Exercise description -> Copy every line from the material below that holds "ztráta".
═════ Supplied material
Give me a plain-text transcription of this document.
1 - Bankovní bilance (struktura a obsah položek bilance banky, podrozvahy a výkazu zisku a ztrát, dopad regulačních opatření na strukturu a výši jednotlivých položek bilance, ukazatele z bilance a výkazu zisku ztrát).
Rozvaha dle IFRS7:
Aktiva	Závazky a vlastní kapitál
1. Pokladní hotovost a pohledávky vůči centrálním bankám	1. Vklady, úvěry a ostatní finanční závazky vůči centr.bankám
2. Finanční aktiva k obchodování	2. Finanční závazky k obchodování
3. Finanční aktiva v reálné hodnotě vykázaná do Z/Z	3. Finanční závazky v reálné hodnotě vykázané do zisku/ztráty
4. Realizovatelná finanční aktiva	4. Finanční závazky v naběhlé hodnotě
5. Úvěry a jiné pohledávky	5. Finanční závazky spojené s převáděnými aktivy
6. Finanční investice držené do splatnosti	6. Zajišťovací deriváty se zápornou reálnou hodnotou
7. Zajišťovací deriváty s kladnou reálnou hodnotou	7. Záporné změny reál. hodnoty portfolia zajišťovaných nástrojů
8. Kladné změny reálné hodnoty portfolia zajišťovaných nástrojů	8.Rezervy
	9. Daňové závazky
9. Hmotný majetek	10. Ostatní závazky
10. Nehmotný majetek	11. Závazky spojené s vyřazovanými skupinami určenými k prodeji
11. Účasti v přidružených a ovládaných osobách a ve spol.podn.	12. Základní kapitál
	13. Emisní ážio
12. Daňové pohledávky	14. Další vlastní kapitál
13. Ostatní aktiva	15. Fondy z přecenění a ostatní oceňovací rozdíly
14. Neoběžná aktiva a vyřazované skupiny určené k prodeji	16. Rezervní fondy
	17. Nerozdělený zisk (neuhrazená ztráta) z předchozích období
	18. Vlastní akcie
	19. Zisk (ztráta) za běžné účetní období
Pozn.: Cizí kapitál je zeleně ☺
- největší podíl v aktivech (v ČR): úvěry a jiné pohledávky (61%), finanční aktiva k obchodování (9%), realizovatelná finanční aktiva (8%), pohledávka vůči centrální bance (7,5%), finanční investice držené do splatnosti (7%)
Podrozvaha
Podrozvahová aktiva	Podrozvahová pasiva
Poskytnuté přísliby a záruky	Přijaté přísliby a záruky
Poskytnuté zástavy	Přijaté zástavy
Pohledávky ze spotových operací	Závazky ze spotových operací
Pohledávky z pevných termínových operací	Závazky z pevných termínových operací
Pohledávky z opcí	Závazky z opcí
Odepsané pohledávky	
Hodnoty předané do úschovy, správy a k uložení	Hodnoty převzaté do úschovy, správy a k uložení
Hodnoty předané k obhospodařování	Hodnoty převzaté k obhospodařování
══════════
Written response ->
	17. Nerozdělený zisk (neuhrazená ztráta) z předchozích období
	19. Zisk (ztráta) za běžné účetní období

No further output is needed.